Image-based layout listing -
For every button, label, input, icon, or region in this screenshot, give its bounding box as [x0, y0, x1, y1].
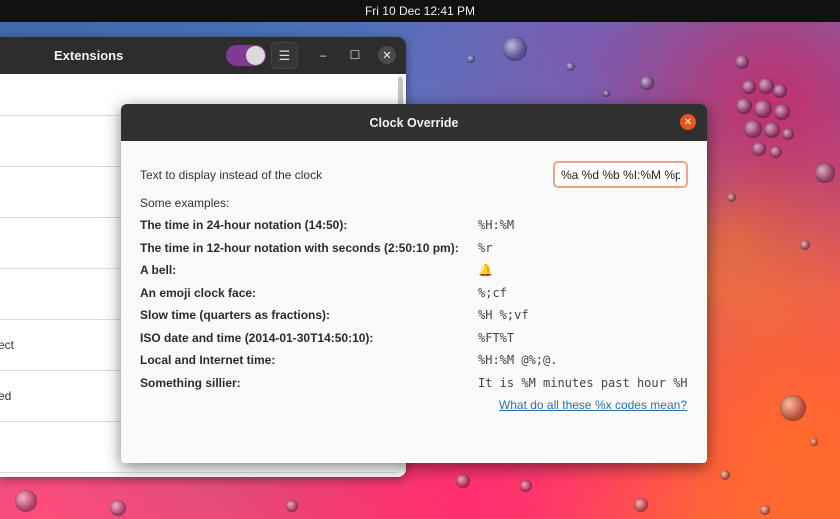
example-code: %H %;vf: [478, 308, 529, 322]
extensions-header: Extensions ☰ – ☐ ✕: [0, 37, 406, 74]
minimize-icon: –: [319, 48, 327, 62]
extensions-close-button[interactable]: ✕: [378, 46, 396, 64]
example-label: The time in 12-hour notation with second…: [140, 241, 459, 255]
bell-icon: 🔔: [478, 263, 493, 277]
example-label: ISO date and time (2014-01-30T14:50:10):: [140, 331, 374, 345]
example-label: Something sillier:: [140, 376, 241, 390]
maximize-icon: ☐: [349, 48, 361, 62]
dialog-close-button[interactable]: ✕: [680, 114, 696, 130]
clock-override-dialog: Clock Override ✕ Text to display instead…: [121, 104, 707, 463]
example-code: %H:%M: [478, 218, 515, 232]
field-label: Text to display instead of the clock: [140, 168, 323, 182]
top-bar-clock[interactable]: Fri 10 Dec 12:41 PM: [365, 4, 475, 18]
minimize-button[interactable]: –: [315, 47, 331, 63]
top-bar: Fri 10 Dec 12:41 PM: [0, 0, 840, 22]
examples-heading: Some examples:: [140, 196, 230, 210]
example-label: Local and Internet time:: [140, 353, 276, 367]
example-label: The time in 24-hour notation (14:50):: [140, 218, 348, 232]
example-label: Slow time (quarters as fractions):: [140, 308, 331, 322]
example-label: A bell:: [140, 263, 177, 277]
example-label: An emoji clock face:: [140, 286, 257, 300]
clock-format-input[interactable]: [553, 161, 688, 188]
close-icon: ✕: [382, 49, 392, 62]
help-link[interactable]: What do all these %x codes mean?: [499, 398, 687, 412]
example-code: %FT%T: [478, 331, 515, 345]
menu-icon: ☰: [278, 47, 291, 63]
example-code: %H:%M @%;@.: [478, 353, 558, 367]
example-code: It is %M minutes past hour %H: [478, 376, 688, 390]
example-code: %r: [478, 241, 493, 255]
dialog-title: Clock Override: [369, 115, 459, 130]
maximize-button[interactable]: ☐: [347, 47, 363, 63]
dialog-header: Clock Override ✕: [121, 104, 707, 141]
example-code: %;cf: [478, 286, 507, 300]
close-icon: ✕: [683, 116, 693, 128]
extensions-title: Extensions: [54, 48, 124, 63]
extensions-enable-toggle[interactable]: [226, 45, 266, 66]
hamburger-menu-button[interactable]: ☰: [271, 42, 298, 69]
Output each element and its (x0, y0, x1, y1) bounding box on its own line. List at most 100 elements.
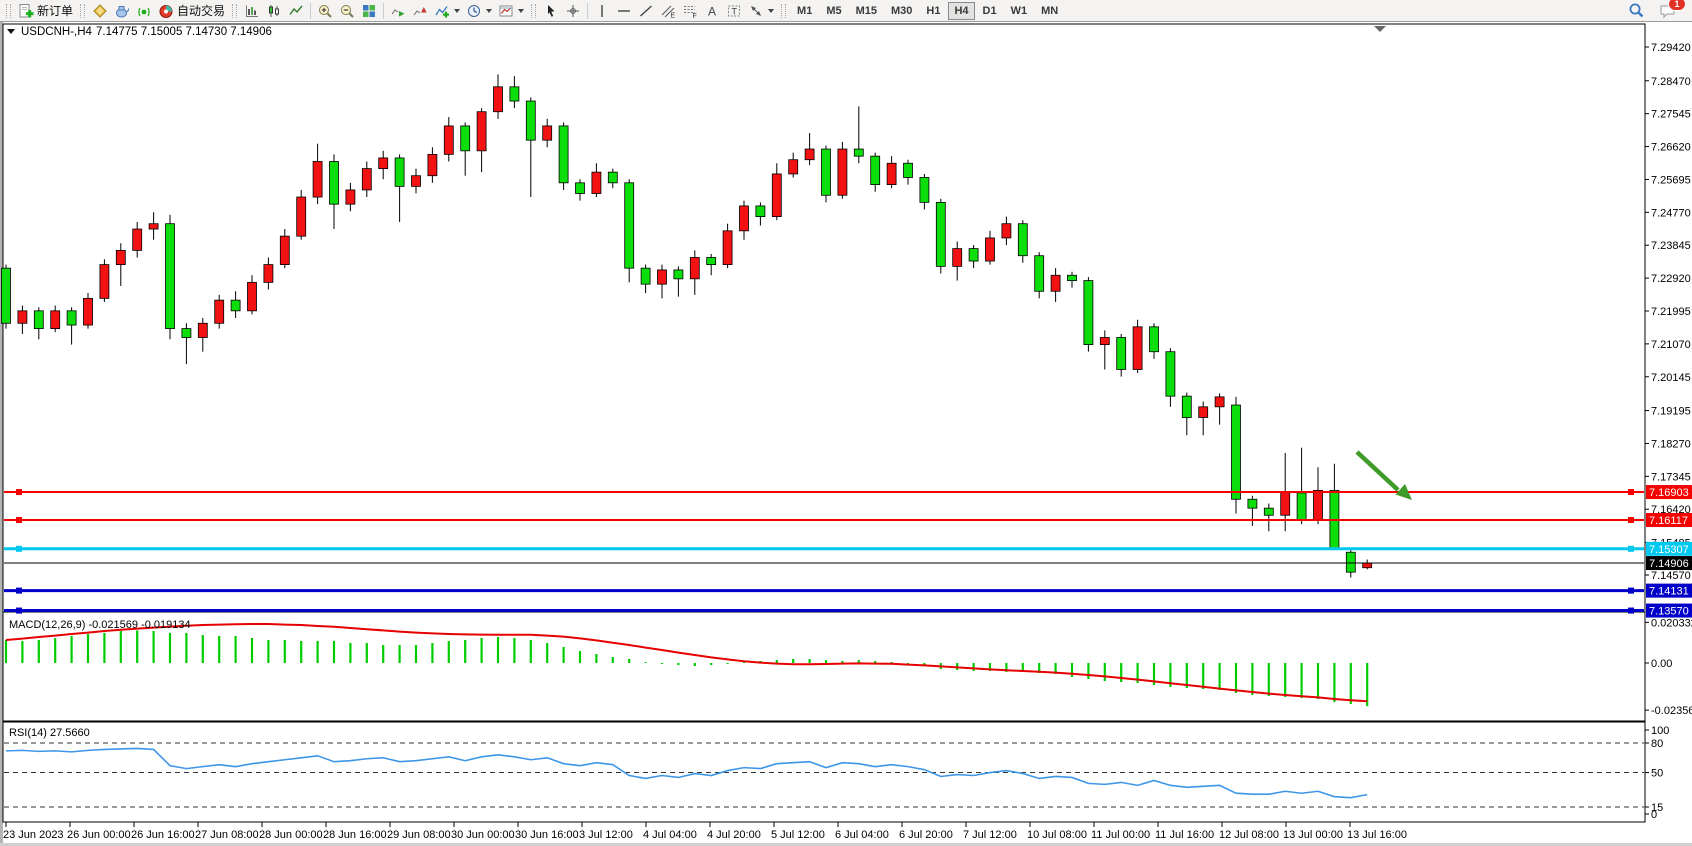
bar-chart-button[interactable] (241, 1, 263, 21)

REQUEST - Rewrite every line of the listing above as a Markdown table with the columns "Row" and "Line", numbering the rows and skipping blank lines. Leave out the pictures.

EXPECTED ANSWER -
| Row | Line |
|---|---|
| 1 | For every button, label, input, icon, or region in this screenshot, give its bounding box as [x0, y0, x1, y1]. |
| 2 | example-code: %H %;vf: [478, 308, 529, 322] |
| 3 | extensions-header: Extensions ☰ – ☐ ✕: [0, 37, 406, 74] |
| 4 | minimize-icon: –: [319, 48, 327, 62] |
| 5 | extensions-close-button[interactable]: ✕: [378, 46, 396, 64] |
| 6 | example-label: The time in 12-hour notation with second…: [140, 241, 459, 255] |
| 7 | bell-icon: 🔔: [478, 263, 493, 277] |
| 8 | example-label: ISO date and time (2014-01-30T14:50:10):: [140, 331, 374, 345] |
| 9 | example-label: Something sillier:: [140, 376, 241, 390] |
| 10 | maximize-icon: ☐: [349, 48, 361, 62] |
| 11 | dialog-close-button[interactable]: ✕: [680, 114, 696, 130] |
| 12 | clock-override-dialog: Clock Override ✕ Text to display instead…: [121, 104, 707, 463] |
| 13 | example-code: %H:%M: [478, 218, 515, 232] |
| 14 | field-label: Text to display instead of the clock: [140, 168, 323, 182] |
| 15 | top-bar-clock[interactable]: Fri 10 Dec 12:41 PM: [365, 4, 475, 18] |
| 16 | minimize-button[interactable]: –: [315, 47, 331, 63] |
| 17 | top-bar: Fri 10 Dec 12:41 PM: [0, 0, 840, 22] |
| 18 | examples-heading: Some examples:: [140, 196, 230, 210] |
| 19 | example-label: Local and Internet time:: [140, 353, 276, 367] |
| 20 | example-label: The time in 24-hour notation (14:50):: [140, 218, 348, 232] |
| 21 | example-label: Slow time (quarters as fractions):: [140, 308, 331, 322] |
| 22 | example-label: A bell:: [140, 263, 177, 277] |
| 23 | example-label: An emoji clock face:: [140, 286, 257, 300] |
| 24 | clock-format-input[interactable]: [553, 161, 688, 188] |
| 25 | close-icon: ✕: [382, 49, 392, 62] |
| 26 | help-link[interactable]: What do all these %x codes mean?: [499, 398, 687, 412] |
| 27 | example-code: %FT%T: [478, 331, 515, 345] |
| 28 | menu-icon: ☰: [278, 47, 291, 63] |
| 29 | example-code: %H:%M @%;@.: [478, 353, 558, 367] |
| 30 | example-code: It is %M minutes past hour %H: [478, 376, 688, 390] |
| 31 | example-code: %r: [478, 241, 493, 255] |
| 32 | dialog-title: Clock Override: [369, 115, 459, 130] |
| 33 | maximize-button[interactable]: ☐: [347, 47, 363, 63] |
| 34 | dialog-header: Clock Override ✕: [121, 104, 707, 141] |
| 35 | example-code: %;cf: [478, 286, 507, 300] |
| 36 | close-icon: ✕: [683, 116, 693, 128] |
| 37 | extensions-title: Extensions: [54, 48, 124, 63] |
| 38 | extensions-enable-toggle[interactable]: [226, 45, 266, 66] |
| 39 | hamburger-menu-button[interactable]: ☰: [271, 42, 298, 69] |
| 40 | Output each element and its (x0, y0, x1, y1) bounding box on its own line. List at most 100 elements. |
| 41 | bar-chart-button[interactable] (241, 1, 263, 21) |